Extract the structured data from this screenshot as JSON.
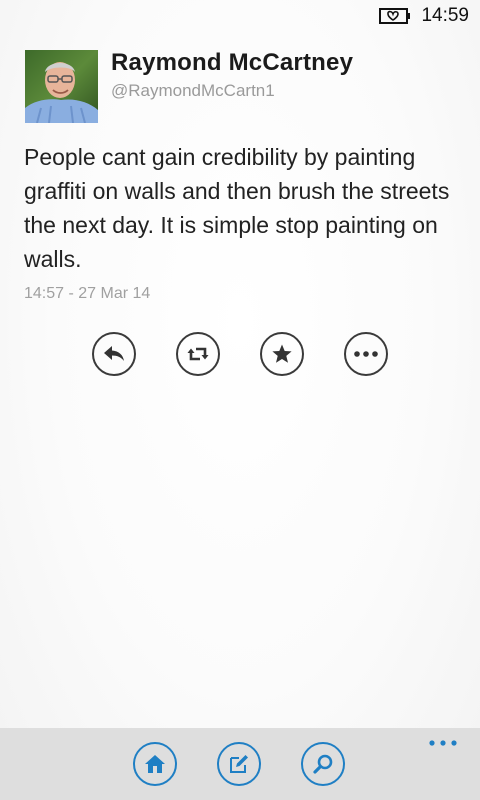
{
  "status_bar": {
    "time": "14:59",
    "battery_icon": "battery-charging-icon"
  },
  "tweet": {
    "author_name": "Raymond McCartney",
    "author_handle": "@RaymondMcCartn1",
    "text": "People cant gain credibility by painting graffiti on walls and then brush the streets the next day. It is simple stop painting on walls.",
    "timestamp": "14:57 - 27 Mar 14"
  },
  "actions": [
    {
      "icon": "reply-icon"
    },
    {
      "icon": "retweet-icon"
    },
    {
      "icon": "favorite-star-icon"
    },
    {
      "icon": "more-icon"
    }
  ],
  "app_bar": {
    "buttons": [
      {
        "icon": "home-icon"
      },
      {
        "icon": "compose-icon"
      },
      {
        "icon": "search-icon"
      }
    ],
    "more_icon": "ellipsis-icon",
    "accent_color": "#1f7fc4",
    "background_color": "#dedede"
  }
}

#### PROBLEM TO WORK ON
Retype all entries exactly as they appear, dropping the images.

#### ANSWER FOR THIS EXERCISE
Extract the structured data from this screenshot as JSON.
{
  "status_bar": {
    "time": "14:59",
    "battery_icon": "battery-charging-icon"
  },
  "tweet": {
    "author_name": "Raymond McCartney",
    "author_handle": "@RaymondMcCartn1",
    "text": "People cant gain credibility by painting graffiti on walls and then brush the streets the next day. It is simple stop painting on walls.",
    "timestamp": "14:57 - 27 Mar 14"
  },
  "actions": [
    {
      "icon": "reply-icon"
    },
    {
      "icon": "retweet-icon"
    },
    {
      "icon": "favorite-star-icon"
    },
    {
      "icon": "more-icon"
    }
  ],
  "app_bar": {
    "buttons": [
      {
        "icon": "home-icon"
      },
      {
        "icon": "compose-icon"
      },
      {
        "icon": "search-icon"
      }
    ],
    "more_icon": "ellipsis-icon",
    "accent_color": "#1f7fc4",
    "background_color": "#dedede"
  }
}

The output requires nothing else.